[Objective] Find each line with the string "Wrap" and copy it.

▼

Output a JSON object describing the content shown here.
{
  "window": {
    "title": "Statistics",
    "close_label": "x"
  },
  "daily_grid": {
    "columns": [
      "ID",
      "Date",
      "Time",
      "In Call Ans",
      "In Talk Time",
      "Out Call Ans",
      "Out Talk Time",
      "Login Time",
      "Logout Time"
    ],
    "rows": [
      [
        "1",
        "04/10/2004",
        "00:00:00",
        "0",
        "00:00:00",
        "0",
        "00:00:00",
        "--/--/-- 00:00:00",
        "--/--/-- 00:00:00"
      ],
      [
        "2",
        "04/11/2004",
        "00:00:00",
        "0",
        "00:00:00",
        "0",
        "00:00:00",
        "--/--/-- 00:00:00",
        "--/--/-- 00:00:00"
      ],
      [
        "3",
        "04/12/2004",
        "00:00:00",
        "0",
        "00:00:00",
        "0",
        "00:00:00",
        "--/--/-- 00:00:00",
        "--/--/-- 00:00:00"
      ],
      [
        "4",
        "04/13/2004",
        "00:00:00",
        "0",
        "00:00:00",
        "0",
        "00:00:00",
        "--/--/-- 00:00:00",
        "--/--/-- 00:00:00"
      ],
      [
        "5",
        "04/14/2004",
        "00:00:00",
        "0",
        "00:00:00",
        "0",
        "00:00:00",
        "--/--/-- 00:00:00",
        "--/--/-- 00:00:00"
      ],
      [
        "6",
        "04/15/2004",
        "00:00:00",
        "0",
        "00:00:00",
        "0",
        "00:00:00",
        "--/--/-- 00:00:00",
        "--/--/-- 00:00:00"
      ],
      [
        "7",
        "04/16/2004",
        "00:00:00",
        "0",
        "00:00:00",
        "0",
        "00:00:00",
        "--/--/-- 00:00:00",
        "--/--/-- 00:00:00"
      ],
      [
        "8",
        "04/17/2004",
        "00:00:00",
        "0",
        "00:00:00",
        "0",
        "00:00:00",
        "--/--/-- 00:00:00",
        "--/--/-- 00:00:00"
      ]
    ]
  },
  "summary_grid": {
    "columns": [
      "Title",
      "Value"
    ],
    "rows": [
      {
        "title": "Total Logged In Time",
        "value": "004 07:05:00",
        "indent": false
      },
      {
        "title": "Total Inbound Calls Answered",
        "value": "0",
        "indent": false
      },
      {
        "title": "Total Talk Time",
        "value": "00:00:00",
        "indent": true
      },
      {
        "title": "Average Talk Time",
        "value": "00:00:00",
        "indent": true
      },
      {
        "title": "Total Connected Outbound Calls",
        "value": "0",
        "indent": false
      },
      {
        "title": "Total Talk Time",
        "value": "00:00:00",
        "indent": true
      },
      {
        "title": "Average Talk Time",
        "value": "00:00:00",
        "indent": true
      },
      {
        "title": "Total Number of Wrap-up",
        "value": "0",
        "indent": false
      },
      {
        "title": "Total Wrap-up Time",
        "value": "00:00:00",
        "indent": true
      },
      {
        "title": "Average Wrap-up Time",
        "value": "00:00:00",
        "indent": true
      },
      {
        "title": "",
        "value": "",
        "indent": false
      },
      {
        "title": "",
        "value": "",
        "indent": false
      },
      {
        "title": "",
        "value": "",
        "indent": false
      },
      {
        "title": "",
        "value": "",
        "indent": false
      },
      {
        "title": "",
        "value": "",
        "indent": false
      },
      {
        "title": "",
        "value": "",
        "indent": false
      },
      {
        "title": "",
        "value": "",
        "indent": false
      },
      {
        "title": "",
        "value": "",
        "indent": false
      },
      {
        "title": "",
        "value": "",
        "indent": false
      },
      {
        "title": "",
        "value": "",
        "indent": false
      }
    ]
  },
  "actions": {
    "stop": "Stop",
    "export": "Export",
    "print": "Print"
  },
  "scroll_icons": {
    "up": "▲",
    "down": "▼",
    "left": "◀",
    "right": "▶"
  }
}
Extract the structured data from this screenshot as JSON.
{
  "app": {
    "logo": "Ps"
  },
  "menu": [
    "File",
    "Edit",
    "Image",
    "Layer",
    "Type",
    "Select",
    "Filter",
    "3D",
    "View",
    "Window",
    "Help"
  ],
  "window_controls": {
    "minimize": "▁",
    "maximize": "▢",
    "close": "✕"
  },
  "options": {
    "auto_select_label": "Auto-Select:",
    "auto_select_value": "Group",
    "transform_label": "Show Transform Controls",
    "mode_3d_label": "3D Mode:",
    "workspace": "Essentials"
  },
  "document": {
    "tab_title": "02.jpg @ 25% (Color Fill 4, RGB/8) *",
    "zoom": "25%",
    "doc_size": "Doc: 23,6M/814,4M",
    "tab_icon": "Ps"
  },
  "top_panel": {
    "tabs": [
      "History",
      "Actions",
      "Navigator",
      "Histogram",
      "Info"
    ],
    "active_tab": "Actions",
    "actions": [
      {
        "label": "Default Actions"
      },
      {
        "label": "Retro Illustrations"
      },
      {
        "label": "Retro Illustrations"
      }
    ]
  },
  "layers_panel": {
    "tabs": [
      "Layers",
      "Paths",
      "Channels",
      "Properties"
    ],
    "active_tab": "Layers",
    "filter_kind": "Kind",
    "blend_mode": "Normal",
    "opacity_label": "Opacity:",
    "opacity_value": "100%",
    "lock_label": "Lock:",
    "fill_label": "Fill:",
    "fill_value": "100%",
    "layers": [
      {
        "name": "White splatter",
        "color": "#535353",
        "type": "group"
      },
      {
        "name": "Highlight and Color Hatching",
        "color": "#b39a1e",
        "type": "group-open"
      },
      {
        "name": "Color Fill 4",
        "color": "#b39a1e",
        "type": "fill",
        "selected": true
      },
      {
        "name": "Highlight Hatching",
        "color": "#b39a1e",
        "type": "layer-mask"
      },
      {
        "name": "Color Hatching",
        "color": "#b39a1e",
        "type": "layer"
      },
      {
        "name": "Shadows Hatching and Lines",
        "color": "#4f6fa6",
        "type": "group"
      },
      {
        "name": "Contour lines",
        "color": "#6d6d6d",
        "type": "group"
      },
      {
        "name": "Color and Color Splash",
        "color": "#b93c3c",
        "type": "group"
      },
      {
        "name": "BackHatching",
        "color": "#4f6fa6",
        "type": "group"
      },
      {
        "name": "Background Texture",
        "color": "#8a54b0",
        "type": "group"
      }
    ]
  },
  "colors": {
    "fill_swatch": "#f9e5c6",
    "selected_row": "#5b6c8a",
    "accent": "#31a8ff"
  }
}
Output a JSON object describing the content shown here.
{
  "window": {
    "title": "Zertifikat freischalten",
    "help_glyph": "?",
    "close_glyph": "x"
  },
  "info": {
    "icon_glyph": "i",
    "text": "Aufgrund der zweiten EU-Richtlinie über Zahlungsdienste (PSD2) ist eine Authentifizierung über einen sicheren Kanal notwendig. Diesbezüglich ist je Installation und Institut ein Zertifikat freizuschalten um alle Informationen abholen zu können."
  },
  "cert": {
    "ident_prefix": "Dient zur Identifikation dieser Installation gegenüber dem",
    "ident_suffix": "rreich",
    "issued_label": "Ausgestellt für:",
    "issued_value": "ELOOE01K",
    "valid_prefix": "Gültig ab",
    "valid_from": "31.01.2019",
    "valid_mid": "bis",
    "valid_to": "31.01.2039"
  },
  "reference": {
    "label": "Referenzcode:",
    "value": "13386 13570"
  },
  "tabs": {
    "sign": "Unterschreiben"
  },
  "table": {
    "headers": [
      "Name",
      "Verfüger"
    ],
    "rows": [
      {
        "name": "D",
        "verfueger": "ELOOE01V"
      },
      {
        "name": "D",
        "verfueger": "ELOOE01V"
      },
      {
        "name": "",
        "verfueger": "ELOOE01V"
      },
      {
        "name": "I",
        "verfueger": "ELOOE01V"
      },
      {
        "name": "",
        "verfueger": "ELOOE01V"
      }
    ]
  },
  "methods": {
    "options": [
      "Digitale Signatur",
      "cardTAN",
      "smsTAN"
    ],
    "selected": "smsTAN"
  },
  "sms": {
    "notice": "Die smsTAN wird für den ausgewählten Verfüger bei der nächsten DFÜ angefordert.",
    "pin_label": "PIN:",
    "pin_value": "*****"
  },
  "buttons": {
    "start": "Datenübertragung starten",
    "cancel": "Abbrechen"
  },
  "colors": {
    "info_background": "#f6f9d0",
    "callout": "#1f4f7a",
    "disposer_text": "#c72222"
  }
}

▲

[Full solution]
        "title": "Total Number of Wrap-up",
        "title": "Total Wrap-up Time",
        "title": "Average Wrap-up Time",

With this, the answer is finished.